**EXCERPT PROVIDED:**
%%
How free are you?
15th May 2021Nando’s eyes lit up. You can see the sparkle in them as he grins mischievously. There is a lightness to his steps. He jumps in the air and twists in glee. His sharp bark is filled with joy. He runs from corner to corner at times. If you saw him, you would not have realise he was in a kennel block. He has been there for the past six months waiting for a home. The life in him could not be quenched despite being behind bars. His spirit is free.
Norman plods on. There is no life in his eyes. He is tired. He had been tired for a long time now. He thought of his debts, his broken relationships, his failures, and seemingly never-ending disappointments. If you saw him, you would feel sorry for him. There seemed to be a void of overwhelming vacuum around him, lacking vitality and energy. He is free to do whatever he wants and yet, he feels constrained with stress and sadness.
In your daily life, do you get to choose what you do? Have you got a choice in your life? What work do you do? What activities take up your precious never-to-be-repeated time? Do you enjoy your time? Are you forced to do things with your time? Can you choose what you say? Or what you think? When we get older, supposedly, we get wiser. Is that true? I mean, surely with more experience, we will know more and make better choices. Is that reflected in real life? Is that reflected in your life?
Your mind is a powerful thing. Very simply, it can bring you the greatest joy and at the same time, present you with the deepest sorrow. It can allow you to feel like you are at the top of the world and also in the deepest crevice of despair. It can make you feel like you are the most loved and important person in the world and also, instill a sense of loneliness in you in the midst of your loved ones.
Do you have fears and worries gotten from experiences in the past? They have taught you to see things, to think and feel in a certain way. No matter how much time had passed and sometimes the present circumstances can be vastly different but you are still confined in your frame of mind, your paradigm. You are not able to see things differently. In those situations, you find yourself taking the same actions, having the same responses because you think in the same way resulting in the same outcomes. This further reinforces your paradigm that it will always be this way, whether it is true or not.
%%
**SUPPLIED DATA:**
%%
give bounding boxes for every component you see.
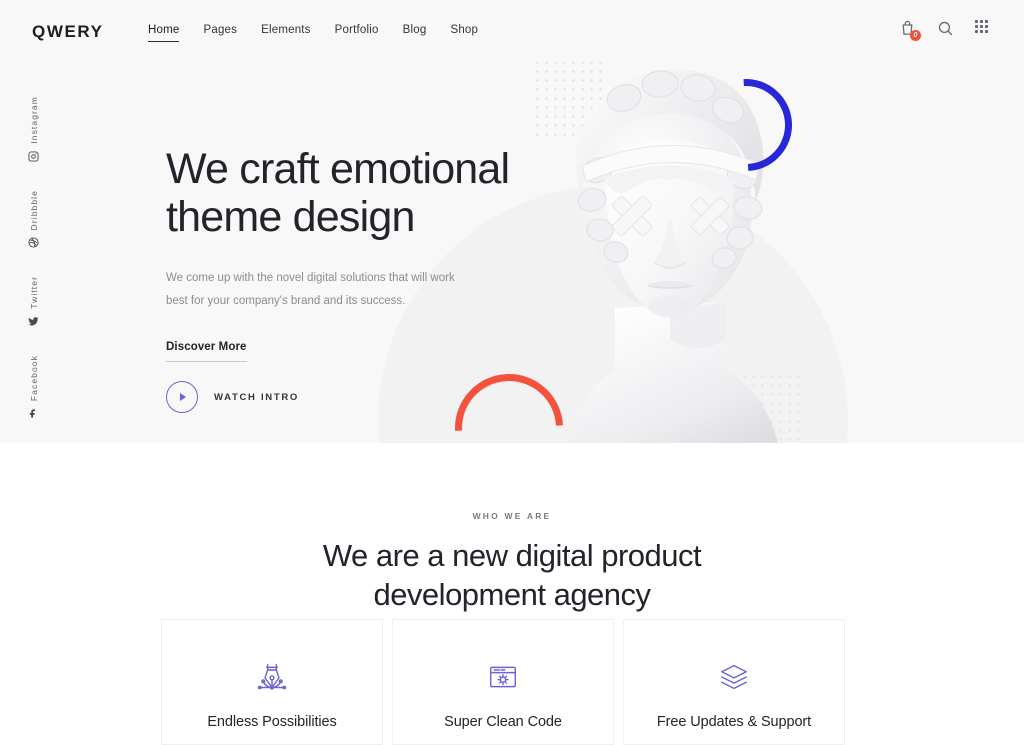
%%
**PARTS OF THE EXERCISE:**
1: In the essay on freedom, list the things Norman thought of as he plods on.
2: According to the essay on freedom, how long has Nando been in the kennel block waiting for a home?
The material has no connection to the essay on freedom.

**TASK SOLUTIONS:**
1: His debts, his broken relationships, his failures, and seemingly never-ending disappointments.

2: The past six months.